>> Start

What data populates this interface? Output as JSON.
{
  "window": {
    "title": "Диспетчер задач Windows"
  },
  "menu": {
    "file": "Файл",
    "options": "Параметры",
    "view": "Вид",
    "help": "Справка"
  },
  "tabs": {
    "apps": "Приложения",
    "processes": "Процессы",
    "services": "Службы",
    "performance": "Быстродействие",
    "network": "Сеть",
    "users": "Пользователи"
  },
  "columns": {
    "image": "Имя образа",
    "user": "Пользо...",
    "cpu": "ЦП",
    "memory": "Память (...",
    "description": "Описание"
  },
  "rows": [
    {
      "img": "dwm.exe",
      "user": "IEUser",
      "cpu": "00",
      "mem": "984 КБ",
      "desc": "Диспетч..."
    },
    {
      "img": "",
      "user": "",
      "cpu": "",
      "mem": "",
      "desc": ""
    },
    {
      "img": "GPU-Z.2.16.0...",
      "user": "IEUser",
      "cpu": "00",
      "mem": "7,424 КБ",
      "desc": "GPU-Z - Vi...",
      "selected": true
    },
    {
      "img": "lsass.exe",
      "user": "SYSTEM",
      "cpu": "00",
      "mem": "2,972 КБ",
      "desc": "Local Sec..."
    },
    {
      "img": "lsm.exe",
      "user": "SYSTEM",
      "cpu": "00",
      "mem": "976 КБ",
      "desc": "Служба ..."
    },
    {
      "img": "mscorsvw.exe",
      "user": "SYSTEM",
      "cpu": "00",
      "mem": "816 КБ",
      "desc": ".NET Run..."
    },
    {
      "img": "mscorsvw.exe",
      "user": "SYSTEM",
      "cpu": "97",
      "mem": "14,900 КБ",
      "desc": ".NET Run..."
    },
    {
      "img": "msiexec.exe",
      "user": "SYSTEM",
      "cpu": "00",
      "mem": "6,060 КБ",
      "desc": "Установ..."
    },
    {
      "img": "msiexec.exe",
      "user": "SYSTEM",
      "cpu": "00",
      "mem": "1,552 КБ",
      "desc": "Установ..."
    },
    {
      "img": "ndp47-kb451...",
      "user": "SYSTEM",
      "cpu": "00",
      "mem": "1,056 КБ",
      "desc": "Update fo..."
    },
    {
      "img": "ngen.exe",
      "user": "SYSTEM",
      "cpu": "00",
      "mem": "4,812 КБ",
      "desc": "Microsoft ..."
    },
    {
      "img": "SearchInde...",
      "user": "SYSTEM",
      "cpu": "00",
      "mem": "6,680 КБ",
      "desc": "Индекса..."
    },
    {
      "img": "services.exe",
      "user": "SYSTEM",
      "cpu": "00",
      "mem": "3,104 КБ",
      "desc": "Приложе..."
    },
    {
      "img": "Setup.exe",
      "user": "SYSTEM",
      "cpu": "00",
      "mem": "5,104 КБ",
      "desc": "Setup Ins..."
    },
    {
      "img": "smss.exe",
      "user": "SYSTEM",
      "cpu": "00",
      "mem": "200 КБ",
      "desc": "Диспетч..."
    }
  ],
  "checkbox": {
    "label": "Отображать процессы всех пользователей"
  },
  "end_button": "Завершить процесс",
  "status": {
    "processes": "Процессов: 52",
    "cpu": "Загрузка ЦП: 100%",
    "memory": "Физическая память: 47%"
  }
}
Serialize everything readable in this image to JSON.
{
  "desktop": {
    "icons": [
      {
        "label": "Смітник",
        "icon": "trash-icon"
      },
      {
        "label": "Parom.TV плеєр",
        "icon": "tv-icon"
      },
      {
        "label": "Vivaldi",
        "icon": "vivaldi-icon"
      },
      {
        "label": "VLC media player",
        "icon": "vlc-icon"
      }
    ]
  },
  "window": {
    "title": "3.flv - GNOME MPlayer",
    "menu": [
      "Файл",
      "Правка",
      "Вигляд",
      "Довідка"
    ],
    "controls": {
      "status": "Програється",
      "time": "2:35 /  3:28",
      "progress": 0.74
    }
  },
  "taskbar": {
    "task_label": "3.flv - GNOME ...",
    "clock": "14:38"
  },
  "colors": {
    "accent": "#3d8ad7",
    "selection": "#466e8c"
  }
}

>> End

__Goal of the exercise__
Everything from the line with "Serialize everything readable" to the end of the listing above needs to be duplicated exactly, both end lines included, with nothing more.

__Correct output__
Serialize everything readable in this image to JSON.
{
  "desktop": {
    "icons": [
      {
        "label": "Смітник",
        "icon": "trash-icon"
      },
      {
        "label": "Parom.TV плеєр",
        "icon": "tv-icon"
      },
      {
        "label": "Vivaldi",
        "icon": "vivaldi-icon"
      },
      {
        "label": "VLC media player",
        "icon": "vlc-icon"
      }
    ]
  },
  "window": {
    "title": "3.flv - GNOME MPlayer",
    "menu": [
      "Файл",
      "Правка",
      "Вигляд",
      "Довідка"
    ],
    "controls": {
      "status": "Програється",
      "time": "2:35 /  3:28",
      "progress": 0.74
    }
  },
  "taskbar": {
    "task_label": "3.flv - GNOME ...",
    "clock": "14:38"
  },
  "colors": {
    "accent": "#3d8ad7",
    "selection": "#466e8c"
  }
}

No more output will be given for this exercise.